DO THIS> Pick out every line with the word "terms" and copy it.

-------- PROVIDED DATA --------

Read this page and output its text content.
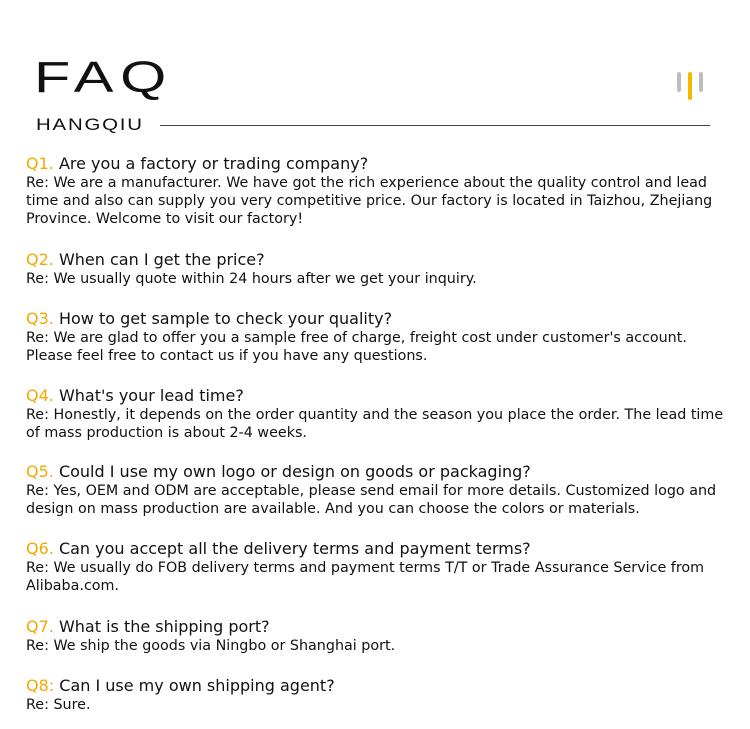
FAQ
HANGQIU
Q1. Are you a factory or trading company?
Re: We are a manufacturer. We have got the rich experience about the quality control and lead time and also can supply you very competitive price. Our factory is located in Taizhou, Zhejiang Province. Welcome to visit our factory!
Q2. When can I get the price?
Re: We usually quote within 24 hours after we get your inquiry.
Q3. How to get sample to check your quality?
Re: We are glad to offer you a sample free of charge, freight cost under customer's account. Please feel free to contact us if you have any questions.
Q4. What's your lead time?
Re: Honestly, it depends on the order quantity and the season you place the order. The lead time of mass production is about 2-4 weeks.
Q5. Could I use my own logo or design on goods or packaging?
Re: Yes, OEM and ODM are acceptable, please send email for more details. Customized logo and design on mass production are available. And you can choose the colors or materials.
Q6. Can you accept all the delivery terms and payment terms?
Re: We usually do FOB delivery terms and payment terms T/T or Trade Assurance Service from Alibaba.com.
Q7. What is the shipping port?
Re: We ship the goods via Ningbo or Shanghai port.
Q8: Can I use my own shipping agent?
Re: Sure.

--------
-------- PROVIDED DATA --------

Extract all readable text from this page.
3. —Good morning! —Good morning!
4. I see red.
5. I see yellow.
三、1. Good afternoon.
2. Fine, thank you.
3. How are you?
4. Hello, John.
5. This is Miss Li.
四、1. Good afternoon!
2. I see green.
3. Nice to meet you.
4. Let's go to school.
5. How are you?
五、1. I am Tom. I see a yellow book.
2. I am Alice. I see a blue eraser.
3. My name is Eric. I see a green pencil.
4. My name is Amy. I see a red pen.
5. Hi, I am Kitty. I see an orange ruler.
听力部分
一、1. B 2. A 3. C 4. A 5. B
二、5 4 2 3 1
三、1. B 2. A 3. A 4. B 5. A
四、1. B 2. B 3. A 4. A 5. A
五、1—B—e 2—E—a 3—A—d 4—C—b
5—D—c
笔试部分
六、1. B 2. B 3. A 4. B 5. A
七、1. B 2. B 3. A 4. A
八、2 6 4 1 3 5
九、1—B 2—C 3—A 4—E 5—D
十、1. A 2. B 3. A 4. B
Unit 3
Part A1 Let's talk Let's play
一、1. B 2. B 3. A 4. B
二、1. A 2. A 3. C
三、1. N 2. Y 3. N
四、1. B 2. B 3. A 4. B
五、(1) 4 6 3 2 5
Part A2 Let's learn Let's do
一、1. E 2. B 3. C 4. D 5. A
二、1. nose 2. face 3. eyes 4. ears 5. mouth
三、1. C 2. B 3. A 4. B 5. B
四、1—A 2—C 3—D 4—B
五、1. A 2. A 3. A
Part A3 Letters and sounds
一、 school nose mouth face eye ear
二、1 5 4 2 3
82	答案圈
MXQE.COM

--------

ANSWER TO THIS TASK>
Q6. Can you accept all the delivery terms and payment terms?
Re: We usually do FOB delivery terms and payment terms T/T or Trade Assurance Service from Alibaba.com.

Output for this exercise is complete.